**ARTICLE**.
* start *
在这方面,日本的实际值得尝试。只有认真观察国民的衣食住行等日常生活,才能充分地理解人类学家的这一论证前提的重要意义,即任何原始部落民族或者处于文明前列的民族都是从日常生活中学会人类的行为的。人们的行为或观点无论多么怪异离奇,但是他们感受或思考的方法不可避免地与其存在具有一定的联系。因此,我自己越是对某种做法感到迷惑不解,越是确信能在日本人的生活中找到这种奇怪现象所产生的共同基础。如果研究导致我的关注点深入到日常琐事中,那就更好了,那里正是人们学习的场所。

As a cultural anthropologist also I started from the premise that the most isolated bits of behavior have some systematic relation to each other. I took seriously the way hundreds of details fall into over-all patterns. A human society must make for itself some design for living. It approves certain ways of meeting situations, certain ways of sizing them up. People in that society regard these solutions as foundations of the universe. They integrate them, no matter what the difficulties. Men who have accepted a system of values by which to live cannot without courting inefficiency and chaos keep for long a fenced-off portion of their lives where they think and behave according to a contrary set of values. They try to bring about more conformity. They provide themselves with some common rationale and some common motivations. Some degree of consistency is necessary or the whole scheme falls to pieces.

此外,作为一个人类学者,我还从这样一个前提出发,即最孤立的行为都与周围环境存在着某种系统联系。我很重视如何把成百种具体现象纳入一个包罗万象的总形态而加以分类。每一种人类社会都必然为它自己创造出某种生活,这种生活在它所面对的环境中选择出一些道路以及估量周围环境的方法,生活在这一社会中的人把这些道路视为他们世界的支柱;他们不顾任何艰难险阻地遵循这条道路。已经选择了一种价值观念作为自己生活准则的人不会容忍他们自己生活中那部分按照相反或者其他价值观念行事所引起的无能与混乱长期存在;他们更情愿顺应现实,他们为自己的行动寻找共同的根据和动机。为了不使整个体系土崩瓦解,一定程度的一贯性是必要的。
* end *
**RECORDS PROVIDED**.
* start *
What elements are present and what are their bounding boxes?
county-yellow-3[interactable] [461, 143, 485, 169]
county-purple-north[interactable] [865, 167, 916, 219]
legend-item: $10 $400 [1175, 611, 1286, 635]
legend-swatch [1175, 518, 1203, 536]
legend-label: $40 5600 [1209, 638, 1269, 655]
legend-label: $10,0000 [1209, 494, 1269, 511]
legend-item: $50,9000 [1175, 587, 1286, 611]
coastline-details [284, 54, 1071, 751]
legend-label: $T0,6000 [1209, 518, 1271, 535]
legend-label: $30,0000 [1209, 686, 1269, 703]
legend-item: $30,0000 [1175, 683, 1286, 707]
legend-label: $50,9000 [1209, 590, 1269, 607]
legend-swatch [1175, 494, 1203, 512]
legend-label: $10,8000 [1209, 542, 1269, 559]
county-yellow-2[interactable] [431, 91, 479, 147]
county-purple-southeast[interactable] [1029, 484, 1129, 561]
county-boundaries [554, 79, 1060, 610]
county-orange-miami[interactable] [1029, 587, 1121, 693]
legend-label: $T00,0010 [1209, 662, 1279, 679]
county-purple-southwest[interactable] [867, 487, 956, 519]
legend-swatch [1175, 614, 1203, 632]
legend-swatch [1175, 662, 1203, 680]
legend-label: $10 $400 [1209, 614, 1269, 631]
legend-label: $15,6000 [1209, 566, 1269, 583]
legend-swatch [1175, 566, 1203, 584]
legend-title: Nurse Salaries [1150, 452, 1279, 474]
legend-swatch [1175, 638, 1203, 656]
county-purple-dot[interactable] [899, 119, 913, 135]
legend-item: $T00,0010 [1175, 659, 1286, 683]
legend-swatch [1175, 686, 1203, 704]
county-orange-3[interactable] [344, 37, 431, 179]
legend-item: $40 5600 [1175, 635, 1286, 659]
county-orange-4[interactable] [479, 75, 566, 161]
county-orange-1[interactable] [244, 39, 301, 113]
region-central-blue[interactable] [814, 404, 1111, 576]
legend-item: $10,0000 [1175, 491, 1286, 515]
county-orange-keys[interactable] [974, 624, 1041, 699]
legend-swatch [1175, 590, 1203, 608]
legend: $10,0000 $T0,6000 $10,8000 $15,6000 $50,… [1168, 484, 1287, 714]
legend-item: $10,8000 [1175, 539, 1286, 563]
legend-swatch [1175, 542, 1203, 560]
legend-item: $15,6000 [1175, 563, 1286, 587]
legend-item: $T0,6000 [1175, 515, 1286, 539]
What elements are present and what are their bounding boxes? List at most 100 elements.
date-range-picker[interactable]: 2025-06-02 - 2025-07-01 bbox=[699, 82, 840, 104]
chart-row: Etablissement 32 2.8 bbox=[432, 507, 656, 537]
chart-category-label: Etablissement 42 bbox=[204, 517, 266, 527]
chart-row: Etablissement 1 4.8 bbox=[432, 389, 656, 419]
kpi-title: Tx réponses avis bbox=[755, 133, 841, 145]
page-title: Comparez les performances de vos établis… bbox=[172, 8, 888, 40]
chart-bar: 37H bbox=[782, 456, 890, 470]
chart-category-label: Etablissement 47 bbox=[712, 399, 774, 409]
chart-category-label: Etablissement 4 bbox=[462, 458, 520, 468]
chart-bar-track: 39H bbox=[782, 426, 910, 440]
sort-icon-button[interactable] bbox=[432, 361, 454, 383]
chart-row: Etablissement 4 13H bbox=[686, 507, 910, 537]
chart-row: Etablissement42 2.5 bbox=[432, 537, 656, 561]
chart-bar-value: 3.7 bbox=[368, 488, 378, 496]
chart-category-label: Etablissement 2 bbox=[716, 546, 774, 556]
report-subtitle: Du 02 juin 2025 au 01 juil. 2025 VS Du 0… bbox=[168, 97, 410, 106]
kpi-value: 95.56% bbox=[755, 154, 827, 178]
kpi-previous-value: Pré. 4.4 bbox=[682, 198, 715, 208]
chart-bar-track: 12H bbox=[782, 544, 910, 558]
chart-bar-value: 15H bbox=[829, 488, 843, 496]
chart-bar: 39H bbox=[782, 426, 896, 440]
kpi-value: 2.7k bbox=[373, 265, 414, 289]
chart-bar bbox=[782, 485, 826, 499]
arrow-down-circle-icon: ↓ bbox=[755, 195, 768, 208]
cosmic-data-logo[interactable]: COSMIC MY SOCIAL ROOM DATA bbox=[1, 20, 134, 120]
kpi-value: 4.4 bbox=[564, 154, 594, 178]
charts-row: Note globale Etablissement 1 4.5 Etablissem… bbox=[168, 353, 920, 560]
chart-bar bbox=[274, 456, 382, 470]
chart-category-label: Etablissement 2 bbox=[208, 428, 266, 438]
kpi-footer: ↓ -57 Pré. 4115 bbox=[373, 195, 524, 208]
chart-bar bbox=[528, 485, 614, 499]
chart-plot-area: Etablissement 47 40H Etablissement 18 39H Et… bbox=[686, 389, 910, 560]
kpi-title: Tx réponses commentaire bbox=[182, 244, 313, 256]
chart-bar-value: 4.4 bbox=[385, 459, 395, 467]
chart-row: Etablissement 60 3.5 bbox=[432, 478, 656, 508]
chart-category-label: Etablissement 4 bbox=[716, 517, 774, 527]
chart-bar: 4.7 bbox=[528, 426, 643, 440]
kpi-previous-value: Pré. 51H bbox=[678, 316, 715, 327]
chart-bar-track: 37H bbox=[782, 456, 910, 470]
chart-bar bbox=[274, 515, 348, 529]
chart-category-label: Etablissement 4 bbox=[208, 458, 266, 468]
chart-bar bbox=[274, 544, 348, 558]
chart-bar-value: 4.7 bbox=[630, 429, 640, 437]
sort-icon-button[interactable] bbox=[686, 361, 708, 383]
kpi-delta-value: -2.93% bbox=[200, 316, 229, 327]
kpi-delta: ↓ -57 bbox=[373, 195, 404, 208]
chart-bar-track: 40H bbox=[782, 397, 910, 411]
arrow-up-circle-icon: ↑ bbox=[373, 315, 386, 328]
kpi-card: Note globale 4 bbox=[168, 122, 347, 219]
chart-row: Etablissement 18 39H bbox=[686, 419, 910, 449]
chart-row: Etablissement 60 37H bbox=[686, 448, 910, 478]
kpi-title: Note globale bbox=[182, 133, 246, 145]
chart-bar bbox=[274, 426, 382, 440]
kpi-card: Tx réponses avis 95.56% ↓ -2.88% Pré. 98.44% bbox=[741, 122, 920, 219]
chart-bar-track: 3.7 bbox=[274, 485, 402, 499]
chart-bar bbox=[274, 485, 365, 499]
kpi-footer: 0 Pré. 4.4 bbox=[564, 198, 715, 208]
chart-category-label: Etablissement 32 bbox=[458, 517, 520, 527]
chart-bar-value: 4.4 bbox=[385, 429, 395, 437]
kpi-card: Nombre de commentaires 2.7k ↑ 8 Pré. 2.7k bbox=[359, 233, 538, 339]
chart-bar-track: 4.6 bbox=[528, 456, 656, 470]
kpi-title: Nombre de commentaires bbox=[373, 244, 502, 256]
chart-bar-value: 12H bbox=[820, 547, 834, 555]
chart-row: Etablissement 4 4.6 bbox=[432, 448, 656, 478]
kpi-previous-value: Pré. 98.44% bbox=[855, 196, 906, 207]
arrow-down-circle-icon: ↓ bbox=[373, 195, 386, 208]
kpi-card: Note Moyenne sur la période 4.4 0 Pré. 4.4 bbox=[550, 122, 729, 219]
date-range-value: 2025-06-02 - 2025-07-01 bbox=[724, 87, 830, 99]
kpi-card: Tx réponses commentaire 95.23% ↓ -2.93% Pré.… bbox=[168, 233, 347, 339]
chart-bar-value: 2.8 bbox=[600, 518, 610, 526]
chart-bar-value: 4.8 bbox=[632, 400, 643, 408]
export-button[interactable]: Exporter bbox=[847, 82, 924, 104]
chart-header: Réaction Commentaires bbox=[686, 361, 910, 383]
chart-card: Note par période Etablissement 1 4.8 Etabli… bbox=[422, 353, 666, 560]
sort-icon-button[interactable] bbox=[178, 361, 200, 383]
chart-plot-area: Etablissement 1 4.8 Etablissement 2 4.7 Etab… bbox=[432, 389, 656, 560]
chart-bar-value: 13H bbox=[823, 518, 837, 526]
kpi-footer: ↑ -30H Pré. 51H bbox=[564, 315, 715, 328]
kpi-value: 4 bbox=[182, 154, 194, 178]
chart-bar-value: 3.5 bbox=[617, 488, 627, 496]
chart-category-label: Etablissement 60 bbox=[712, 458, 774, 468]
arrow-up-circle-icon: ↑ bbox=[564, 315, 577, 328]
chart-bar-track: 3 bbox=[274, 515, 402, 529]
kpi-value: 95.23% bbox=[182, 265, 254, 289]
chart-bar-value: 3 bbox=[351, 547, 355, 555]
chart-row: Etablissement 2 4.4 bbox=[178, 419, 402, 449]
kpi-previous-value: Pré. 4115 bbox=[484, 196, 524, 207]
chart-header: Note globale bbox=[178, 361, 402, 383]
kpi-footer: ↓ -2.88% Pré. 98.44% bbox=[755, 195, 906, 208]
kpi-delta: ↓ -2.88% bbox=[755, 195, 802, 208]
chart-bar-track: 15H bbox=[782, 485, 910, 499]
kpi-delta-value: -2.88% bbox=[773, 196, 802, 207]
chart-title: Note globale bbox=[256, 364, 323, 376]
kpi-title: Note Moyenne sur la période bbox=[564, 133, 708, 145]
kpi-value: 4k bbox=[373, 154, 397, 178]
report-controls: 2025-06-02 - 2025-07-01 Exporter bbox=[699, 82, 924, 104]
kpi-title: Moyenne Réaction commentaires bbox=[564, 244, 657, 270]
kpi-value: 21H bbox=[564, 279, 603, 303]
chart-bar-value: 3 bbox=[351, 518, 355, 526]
* end *
**REQUESTS**.
1. Answer these questions from the passage on cultural anthropology:
(a) In the opening Chinese paragraph, which country's practice is said to be worth trying?
(b) In the English paragraph, what must a human society make for itself?
(c) In the English paragraph, what is necessary if the whole scheme is not to fall to pieces?
2. Express the lines of the records as a JSON list of strings, one string per line, leaving out blank lines. Start with the first line of the records and go on through the line that contains "legend-swatch [1175, 662, 1203, 680]".

**EXERCISE RESPONSES**.
1.
(a) Japan (日本).
(b) Some design for living.
(c) Some degree of consistency.

2.
[
  "What elements are present and what are their bounding boxes?",
  "county-yellow-3[interactable] [461, 143, 485, 169]",
  "county-purple-north[interactable] [865, 167, 916, 219]",
  "legend-item: $10 $400 [1175, 611, 1286, 635]",
  "legend-swatch [1175, 518, 1203, 536]",
  "legend-label: $40 5600 [1209, 638, 1269, 655]",
  "legend-label: $10,0000 [1209, 494, 1269, 511]",
  "legend-item: $50,9000 [1175, 587, 1286, 611]",
  "coastline-details [284, 54, 1071, 751]",
  "legend-label: $T0,6000 [1209, 518, 1271, 535]",
  "legend-label: $30,0000 [1209, 686, 1269, 703]",
  "legend-item: $30,0000 [1175, 683, 1286, 707]",
  "legend-label: $50,9000 [1209, 590, 1269, 607]",
  "legend-swatch [1175, 494, 1203, 512]",
  "legend-label: $10,8000 [1209, 542, 1269, 559]",
  "county-yellow-2[interactable] [431, 91, 479, 147]",
  "county-purple-southeast[interactable] [1029, 484, 1129, 561]",
  "county-boundaries [554, 79, 1060, 610]",
  "county-orange-miami[interactable] [1029, 587, 1121, 693]",
  "legend-label: $T00,0010 [1209, 662, 1279, 679]",
  "county-purple-southwest[interactable] [867, 487, 956, 519]",
  "legend-swatch [1175, 614, 1203, 632]",
  "legend-swatch [1175, 662, 1203, 680]"
]